* [Set problem]: Without the images, write out the whole listing exactly.

# START OF Dataset excerpts

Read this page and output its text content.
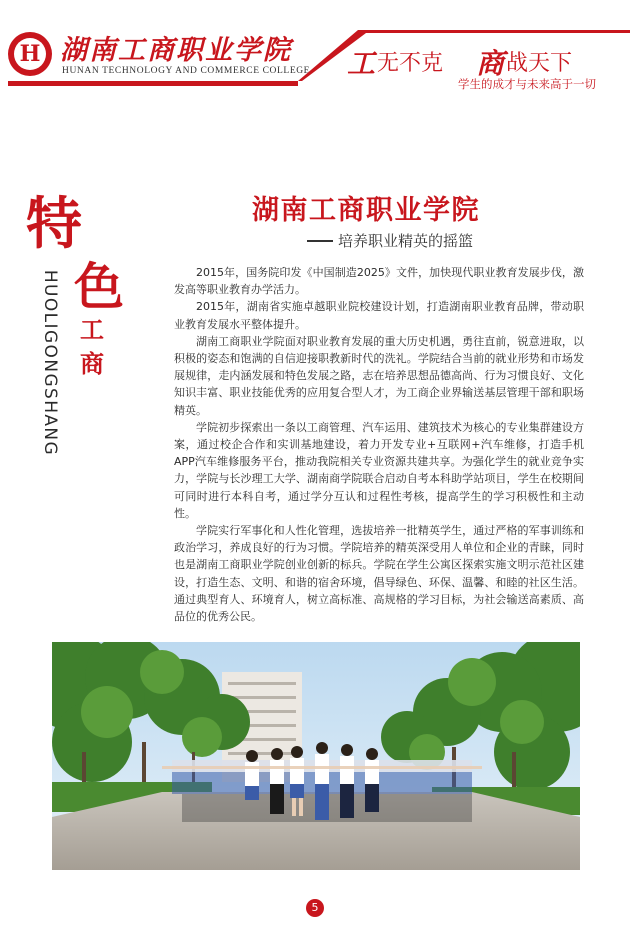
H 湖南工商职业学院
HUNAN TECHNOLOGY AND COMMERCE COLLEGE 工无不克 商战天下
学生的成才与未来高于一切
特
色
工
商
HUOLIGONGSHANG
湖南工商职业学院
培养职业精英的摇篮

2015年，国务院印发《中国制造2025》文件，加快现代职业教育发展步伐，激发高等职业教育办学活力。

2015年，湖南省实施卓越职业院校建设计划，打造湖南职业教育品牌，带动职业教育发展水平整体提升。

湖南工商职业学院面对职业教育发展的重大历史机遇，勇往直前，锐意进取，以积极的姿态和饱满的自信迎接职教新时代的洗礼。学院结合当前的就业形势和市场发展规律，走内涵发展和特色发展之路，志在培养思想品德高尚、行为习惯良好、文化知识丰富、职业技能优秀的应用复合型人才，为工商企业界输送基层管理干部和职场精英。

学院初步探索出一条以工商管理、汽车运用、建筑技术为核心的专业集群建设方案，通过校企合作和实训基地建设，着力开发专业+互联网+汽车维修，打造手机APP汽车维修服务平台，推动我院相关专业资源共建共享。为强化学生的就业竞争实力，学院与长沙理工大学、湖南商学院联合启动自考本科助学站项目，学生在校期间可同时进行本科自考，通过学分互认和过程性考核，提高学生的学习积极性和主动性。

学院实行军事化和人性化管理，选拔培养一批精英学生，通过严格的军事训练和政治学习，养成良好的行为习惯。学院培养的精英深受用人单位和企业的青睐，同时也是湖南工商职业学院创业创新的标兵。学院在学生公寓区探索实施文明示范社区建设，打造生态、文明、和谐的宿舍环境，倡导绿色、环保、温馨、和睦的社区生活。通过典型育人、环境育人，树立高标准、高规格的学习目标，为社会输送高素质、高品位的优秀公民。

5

# END OF Dataset excerpts

* [Answer below]:
Read this page and output its text content.
H 湖南工商职业学院
HUNAN TECHNOLOGY AND COMMERCE COLLEGE 工无不克 商战天下
学生的成才与未来高于一切
特
色
工
商
HUOLIGONGSHANG
湖南工商职业学院
培养职业精英的摇篮

2015年，国务院印发《中国制造2025》文件，加快现代职业教育发展步伐，激发高等职业教育办学活力。

2015年，湖南省实施卓越职业院校建设计划，打造湖南职业教育品牌，带动职业教育发展水平整体提升。

湖南工商职业学院面对职业教育发展的重大历史机遇，勇往直前，锐意进取，以积极的姿态和饱满的自信迎接职教新时代的洗礼。学院结合当前的就业形势和市场发展规律，走内涵发展和特色发展之路，志在培养思想品德高尚、行为习惯良好、文化知识丰富、职业技能优秀的应用复合型人才，为工商企业界输送基层管理干部和职场精英。

学院初步探索出一条以工商管理、汽车运用、建筑技术为核心的专业集群建设方案，通过校企合作和实训基地建设，着力开发专业+互联网+汽车维修，打造手机APP汽车维修服务平台，推动我院相关专业资源共建共享。为强化学生的就业竞争实力，学院与长沙理工大学、湖南商学院联合启动自考本科助学站项目，学生在校期间可同时进行本科自考，通过学分互认和过程性考核，提高学生的学习积极性和主动性。

学院实行军事化和人性化管理，选拔培养一批精英学生，通过严格的军事训练和政治学习，养成良好的行为习惯。学院培养的精英深受用人单位和企业的青睐，同时也是湖南工商职业学院创业创新的标兵。学院在学生公寓区探索实施文明示范社区建设，打造生态、文明、和谐的宿舍环境，倡导绿色、环保、温馨、和睦的社区生活。通过典型育人、环境育人，树立高标准、高规格的学习目标，为社会输送高素质、高品位的优秀公民。

5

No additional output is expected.